#### Goal of the exercise
Isolate every line in the data with the string "Listen" and copy it.

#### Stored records

** Begin **

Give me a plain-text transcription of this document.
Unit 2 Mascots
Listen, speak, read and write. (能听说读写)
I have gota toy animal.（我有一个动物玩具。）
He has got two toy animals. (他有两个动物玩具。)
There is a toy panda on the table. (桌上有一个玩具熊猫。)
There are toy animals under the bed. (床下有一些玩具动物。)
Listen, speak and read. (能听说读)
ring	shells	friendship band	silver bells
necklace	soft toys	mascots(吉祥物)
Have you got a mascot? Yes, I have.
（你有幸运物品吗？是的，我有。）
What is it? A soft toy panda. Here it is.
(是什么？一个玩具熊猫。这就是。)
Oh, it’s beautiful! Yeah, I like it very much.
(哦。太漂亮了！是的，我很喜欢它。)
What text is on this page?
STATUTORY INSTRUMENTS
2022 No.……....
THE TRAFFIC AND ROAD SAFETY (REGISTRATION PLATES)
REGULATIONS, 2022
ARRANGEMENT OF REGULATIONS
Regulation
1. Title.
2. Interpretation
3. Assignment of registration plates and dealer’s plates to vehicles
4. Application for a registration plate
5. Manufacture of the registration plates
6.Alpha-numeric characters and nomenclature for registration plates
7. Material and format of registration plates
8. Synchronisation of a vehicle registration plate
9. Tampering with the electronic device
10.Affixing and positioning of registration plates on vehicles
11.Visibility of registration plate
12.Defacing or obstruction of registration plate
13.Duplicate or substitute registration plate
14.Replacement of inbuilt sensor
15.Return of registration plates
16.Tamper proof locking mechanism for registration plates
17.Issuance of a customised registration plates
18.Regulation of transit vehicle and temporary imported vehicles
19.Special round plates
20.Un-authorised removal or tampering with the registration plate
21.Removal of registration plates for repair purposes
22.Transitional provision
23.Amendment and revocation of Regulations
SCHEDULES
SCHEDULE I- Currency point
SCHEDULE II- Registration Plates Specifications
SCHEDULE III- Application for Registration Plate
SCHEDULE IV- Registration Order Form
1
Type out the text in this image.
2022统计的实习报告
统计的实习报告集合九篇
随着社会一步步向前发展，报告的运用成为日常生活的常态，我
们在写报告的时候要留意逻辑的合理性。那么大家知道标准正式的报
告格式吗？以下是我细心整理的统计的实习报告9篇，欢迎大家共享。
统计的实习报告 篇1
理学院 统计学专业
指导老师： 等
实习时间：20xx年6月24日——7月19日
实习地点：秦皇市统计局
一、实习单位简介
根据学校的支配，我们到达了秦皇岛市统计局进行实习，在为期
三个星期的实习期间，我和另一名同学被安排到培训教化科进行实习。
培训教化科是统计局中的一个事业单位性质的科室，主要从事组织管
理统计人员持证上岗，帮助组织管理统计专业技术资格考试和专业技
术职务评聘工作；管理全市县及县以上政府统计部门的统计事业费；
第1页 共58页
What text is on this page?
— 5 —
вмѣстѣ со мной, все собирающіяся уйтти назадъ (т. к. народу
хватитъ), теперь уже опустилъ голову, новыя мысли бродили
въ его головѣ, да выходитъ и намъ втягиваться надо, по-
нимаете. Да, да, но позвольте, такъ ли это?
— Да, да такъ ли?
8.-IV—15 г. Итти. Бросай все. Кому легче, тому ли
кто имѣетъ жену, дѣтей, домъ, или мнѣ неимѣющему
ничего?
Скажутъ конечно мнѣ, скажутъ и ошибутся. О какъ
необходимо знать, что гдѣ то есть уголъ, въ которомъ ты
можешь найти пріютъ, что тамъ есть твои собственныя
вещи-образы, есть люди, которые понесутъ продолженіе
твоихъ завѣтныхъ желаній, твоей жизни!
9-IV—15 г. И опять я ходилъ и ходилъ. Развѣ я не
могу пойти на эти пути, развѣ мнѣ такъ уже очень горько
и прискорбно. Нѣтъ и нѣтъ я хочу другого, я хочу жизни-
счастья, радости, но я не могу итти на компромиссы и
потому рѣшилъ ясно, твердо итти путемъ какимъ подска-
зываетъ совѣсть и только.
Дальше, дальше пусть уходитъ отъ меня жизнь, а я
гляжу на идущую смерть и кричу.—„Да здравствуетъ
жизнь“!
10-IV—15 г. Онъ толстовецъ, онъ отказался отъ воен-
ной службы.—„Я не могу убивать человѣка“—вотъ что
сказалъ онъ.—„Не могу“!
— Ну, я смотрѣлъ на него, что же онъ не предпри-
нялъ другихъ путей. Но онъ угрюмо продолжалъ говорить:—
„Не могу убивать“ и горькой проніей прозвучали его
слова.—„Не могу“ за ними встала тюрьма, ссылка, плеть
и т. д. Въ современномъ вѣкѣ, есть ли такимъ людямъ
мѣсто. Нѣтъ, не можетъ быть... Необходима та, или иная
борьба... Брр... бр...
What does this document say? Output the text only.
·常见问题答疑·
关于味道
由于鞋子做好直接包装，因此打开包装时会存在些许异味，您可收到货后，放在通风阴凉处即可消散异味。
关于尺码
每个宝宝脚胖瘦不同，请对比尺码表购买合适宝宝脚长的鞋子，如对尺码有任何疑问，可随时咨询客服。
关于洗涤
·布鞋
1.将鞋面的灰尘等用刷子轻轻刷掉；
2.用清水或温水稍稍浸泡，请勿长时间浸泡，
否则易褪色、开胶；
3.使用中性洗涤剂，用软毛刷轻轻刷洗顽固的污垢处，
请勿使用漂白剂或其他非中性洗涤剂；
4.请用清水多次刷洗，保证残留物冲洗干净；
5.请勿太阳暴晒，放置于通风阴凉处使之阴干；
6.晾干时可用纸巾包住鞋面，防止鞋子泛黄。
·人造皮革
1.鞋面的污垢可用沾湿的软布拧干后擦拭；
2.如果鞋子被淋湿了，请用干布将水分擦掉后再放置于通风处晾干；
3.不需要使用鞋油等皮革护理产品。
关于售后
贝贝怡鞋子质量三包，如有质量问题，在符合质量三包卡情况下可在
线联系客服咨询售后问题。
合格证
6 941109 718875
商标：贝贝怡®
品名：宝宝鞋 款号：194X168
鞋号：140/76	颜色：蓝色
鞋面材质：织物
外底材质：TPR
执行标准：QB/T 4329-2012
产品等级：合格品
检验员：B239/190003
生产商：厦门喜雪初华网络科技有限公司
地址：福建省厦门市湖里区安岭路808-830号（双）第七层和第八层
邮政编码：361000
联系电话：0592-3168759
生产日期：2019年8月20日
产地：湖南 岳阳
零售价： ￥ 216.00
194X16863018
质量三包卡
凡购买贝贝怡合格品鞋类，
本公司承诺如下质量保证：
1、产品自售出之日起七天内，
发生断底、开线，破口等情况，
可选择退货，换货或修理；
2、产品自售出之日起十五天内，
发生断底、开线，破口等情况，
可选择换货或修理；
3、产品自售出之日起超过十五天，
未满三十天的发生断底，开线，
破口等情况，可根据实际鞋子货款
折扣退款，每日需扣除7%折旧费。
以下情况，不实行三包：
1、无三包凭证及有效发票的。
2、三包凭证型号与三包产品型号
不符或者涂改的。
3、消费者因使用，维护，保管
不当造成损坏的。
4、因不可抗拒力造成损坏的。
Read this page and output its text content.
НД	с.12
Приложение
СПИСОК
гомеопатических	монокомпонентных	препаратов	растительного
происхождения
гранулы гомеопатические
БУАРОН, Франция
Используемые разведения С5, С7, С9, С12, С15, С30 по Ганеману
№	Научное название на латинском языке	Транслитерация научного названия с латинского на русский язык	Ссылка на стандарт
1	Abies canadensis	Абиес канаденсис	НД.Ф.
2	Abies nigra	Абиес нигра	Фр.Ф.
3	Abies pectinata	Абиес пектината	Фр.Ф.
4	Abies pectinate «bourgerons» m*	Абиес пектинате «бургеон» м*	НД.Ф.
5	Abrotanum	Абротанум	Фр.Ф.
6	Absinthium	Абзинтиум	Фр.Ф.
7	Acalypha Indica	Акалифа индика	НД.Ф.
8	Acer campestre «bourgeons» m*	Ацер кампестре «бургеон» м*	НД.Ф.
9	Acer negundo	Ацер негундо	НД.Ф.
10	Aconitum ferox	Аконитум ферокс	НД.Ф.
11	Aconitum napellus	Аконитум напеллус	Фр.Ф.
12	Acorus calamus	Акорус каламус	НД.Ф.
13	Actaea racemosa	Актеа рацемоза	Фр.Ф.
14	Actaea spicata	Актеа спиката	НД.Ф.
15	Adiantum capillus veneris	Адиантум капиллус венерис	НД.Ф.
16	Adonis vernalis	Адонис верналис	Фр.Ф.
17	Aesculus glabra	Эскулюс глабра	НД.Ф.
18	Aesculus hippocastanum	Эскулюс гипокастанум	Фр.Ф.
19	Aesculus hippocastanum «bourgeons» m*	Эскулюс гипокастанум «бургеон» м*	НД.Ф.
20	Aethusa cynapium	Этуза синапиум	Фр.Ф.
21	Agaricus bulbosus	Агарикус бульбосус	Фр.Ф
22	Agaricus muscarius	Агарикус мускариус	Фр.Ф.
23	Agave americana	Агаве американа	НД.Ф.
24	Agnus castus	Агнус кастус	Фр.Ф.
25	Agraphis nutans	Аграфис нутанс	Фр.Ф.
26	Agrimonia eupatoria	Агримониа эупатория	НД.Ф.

** End **

#### Output below
Listen, speak, read and write. (能听说读写)
Listen, speak and read. (能听说读)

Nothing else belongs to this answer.